Task data ::
----------
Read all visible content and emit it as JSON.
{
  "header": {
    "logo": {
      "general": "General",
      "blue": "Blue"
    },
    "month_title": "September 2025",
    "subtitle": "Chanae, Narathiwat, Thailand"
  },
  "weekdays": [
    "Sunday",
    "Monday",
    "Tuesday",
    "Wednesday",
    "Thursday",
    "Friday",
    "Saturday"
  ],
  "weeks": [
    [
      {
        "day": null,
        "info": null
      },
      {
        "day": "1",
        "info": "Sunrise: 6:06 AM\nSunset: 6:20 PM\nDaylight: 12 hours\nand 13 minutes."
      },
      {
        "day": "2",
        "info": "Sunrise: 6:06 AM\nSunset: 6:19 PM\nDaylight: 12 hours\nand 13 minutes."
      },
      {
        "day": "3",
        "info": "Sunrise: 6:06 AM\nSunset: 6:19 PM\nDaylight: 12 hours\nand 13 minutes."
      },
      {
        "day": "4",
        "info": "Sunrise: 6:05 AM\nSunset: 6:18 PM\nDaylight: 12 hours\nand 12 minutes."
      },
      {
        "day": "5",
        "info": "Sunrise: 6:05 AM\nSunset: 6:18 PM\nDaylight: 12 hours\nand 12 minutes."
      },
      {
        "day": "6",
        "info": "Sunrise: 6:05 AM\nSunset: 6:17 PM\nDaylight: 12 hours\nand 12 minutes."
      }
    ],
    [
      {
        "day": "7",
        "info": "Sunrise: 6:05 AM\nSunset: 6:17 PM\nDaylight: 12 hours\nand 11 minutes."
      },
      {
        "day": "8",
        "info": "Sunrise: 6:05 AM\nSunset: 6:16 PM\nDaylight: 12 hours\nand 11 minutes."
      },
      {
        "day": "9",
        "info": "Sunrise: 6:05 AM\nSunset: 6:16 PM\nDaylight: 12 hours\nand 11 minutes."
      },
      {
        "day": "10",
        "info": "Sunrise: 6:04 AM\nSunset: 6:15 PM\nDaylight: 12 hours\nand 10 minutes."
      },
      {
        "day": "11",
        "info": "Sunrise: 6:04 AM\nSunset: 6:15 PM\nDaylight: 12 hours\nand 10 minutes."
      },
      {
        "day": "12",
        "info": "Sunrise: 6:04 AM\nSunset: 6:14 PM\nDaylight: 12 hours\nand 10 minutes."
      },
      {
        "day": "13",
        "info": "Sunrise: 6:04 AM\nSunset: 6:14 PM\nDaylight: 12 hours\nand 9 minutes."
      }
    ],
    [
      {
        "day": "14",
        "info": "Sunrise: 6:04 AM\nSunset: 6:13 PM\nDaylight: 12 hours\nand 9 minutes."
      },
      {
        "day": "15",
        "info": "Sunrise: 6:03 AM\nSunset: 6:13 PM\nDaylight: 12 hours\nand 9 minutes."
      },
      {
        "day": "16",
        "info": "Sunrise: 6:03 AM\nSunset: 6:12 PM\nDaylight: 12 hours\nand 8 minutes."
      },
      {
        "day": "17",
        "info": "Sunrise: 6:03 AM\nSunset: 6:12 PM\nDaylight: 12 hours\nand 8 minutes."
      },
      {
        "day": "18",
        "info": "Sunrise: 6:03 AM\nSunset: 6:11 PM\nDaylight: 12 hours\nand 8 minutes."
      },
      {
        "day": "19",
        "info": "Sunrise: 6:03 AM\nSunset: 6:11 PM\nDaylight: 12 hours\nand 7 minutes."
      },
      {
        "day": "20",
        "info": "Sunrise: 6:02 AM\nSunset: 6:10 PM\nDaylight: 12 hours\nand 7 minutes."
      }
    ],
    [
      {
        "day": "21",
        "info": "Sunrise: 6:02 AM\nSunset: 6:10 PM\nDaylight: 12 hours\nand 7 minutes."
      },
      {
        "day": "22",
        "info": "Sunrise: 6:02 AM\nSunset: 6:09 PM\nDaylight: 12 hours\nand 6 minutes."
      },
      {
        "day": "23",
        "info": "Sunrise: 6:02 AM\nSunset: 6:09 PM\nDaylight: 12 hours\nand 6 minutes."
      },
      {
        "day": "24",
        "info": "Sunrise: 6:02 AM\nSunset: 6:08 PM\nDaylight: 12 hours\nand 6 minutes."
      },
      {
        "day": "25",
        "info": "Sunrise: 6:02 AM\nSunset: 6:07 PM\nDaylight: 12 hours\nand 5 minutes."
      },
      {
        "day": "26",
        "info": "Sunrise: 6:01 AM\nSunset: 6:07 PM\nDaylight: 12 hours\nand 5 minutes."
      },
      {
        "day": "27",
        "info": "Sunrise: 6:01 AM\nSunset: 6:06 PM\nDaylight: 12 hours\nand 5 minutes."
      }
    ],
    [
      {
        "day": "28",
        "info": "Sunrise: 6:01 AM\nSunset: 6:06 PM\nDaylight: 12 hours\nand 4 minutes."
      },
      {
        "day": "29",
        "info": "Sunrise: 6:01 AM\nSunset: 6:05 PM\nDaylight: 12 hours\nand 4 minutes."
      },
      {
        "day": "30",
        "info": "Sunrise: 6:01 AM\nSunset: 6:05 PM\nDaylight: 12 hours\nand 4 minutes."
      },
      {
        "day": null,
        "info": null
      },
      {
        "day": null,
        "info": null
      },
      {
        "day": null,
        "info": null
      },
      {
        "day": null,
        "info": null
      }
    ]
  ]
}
----------
Task directions :: Reproduce the records above exactly.

Solved exercise ::
Read all visible content and emit it as JSON.
{
  "header": {
    "logo": {
      "general": "General",
      "blue": "Blue"
    },
    "month_title": "September 2025",
    "subtitle": "Chanae, Narathiwat, Thailand"
  },
  "weekdays": [
    "Sunday",
    "Monday",
    "Tuesday",
    "Wednesday",
    "Thursday",
    "Friday",
    "Saturday"
  ],
  "weeks": [
    [
      {
        "day": null,
        "info": null
      },
      {
        "day": "1",
        "info": "Sunrise: 6:06 AM\nSunset: 6:20 PM\nDaylight: 12 hours\nand 13 minutes."
      },
      {
        "day": "2",
        "info": "Sunrise: 6:06 AM\nSunset: 6:19 PM\nDaylight: 12 hours\nand 13 minutes."
      },
      {
        "day": "3",
        "info": "Sunrise: 6:06 AM\nSunset: 6:19 PM\nDaylight: 12 hours\nand 13 minutes."
      },
      {
        "day": "4",
        "info": "Sunrise: 6:05 AM\nSunset: 6:18 PM\nDaylight: 12 hours\nand 12 minutes."
      },
      {
        "day": "5",
        "info": "Sunrise: 6:05 AM\nSunset: 6:18 PM\nDaylight: 12 hours\nand 12 minutes."
      },
      {
        "day": "6",
        "info": "Sunrise: 6:05 AM\nSunset: 6:17 PM\nDaylight: 12 hours\nand 12 minutes."
      }
    ],
    [
      {
        "day": "7",
        "info": "Sunrise: 6:05 AM\nSunset: 6:17 PM\nDaylight: 12 hours\nand 11 minutes."
      },
      {
        "day": "8",
        "info": "Sunrise: 6:05 AM\nSunset: 6:16 PM\nDaylight: 12 hours\nand 11 minutes."
      },
      {
        "day": "9",
        "info": "Sunrise: 6:05 AM\nSunset: 6:16 PM\nDaylight: 12 hours\nand 11 minutes."
      },
      {
        "day": "10",
        "info": "Sunrise: 6:04 AM\nSunset: 6:15 PM\nDaylight: 12 hours\nand 10 minutes."
      },
      {
        "day": "11",
        "info": "Sunrise: 6:04 AM\nSunset: 6:15 PM\nDaylight: 12 hours\nand 10 minutes."
      },
      {
        "day": "12",
        "info": "Sunrise: 6:04 AM\nSunset: 6:14 PM\nDaylight: 12 hours\nand 10 minutes."
      },
      {
        "day": "13",
        "info": "Sunrise: 6:04 AM\nSunset: 6:14 PM\nDaylight: 12 hours\nand 9 minutes."
      }
    ],
    [
      {
        "day": "14",
        "info": "Sunrise: 6:04 AM\nSunset: 6:13 PM\nDaylight: 12 hours\nand 9 minutes."
      },
      {
        "day": "15",
        "info": "Sunrise: 6:03 AM\nSunset: 6:13 PM\nDaylight: 12 hours\nand 9 minutes."
      },
      {
        "day": "16",
        "info": "Sunrise: 6:03 AM\nSunset: 6:12 PM\nDaylight: 12 hours\nand 8 minutes."
      },
      {
        "day": "17",
        "info": "Sunrise: 6:03 AM\nSunset: 6:12 PM\nDaylight: 12 hours\nand 8 minutes."
      },
      {
        "day": "18",
        "info": "Sunrise: 6:03 AM\nSunset: 6:11 PM\nDaylight: 12 hours\nand 8 minutes."
      },
      {
        "day": "19",
        "info": "Sunrise: 6:03 AM\nSunset: 6:11 PM\nDaylight: 12 hours\nand 7 minutes."
      },
      {
        "day": "20",
        "info": "Sunrise: 6:02 AM\nSunset: 6:10 PM\nDaylight: 12 hours\nand 7 minutes."
      }
    ],
    [
      {
        "day": "21",
        "info": "Sunrise: 6:02 AM\nSunset: 6:10 PM\nDaylight: 12 hours\nand 7 minutes."
      },
      {
        "day": "22",
        "info": "Sunrise: 6:02 AM\nSunset: 6:09 PM\nDaylight: 12 hours\nand 6 minutes."
      },
      {
        "day": "23",
        "info": "Sunrise: 6:02 AM\nSunset: 6:09 PM\nDaylight: 12 hours\nand 6 minutes."
      },
      {
        "day": "24",
        "info": "Sunrise: 6:02 AM\nSunset: 6:08 PM\nDaylight: 12 hours\nand 6 minutes."
      },
      {
        "day": "25",
        "info": "Sunrise: 6:02 AM\nSunset: 6:07 PM\nDaylight: 12 hours\nand 5 minutes."
      },
      {
        "day": "26",
        "info": "Sunrise: 6:01 AM\nSunset: 6:07 PM\nDaylight: 12 hours\nand 5 minutes."
      },
      {
        "day": "27",
        "info": "Sunrise: 6:01 AM\nSunset: 6:06 PM\nDaylight: 12 hours\nand 5 minutes."
      }
    ],
    [
      {
        "day": "28",
        "info": "Sunrise: 6:01 AM\nSunset: 6:06 PM\nDaylight: 12 hours\nand 4 minutes."
      },
      {
        "day": "29",
        "info": "Sunrise: 6:01 AM\nSunset: 6:05 PM\nDaylight: 12 hours\nand 4 minutes."
      },
      {
        "day": "30",
        "info": "Sunrise: 6:01 AM\nSunset: 6:05 PM\nDaylight: 12 hours\nand 4 minutes."
      },
      {
        "day": null,
        "info": null
      },
      {
        "day": null,
        "info": null
      },
      {
        "day": null,
        "info": null
      },
      {
        "day": null,
        "info": null
      }
    ]
  ]
}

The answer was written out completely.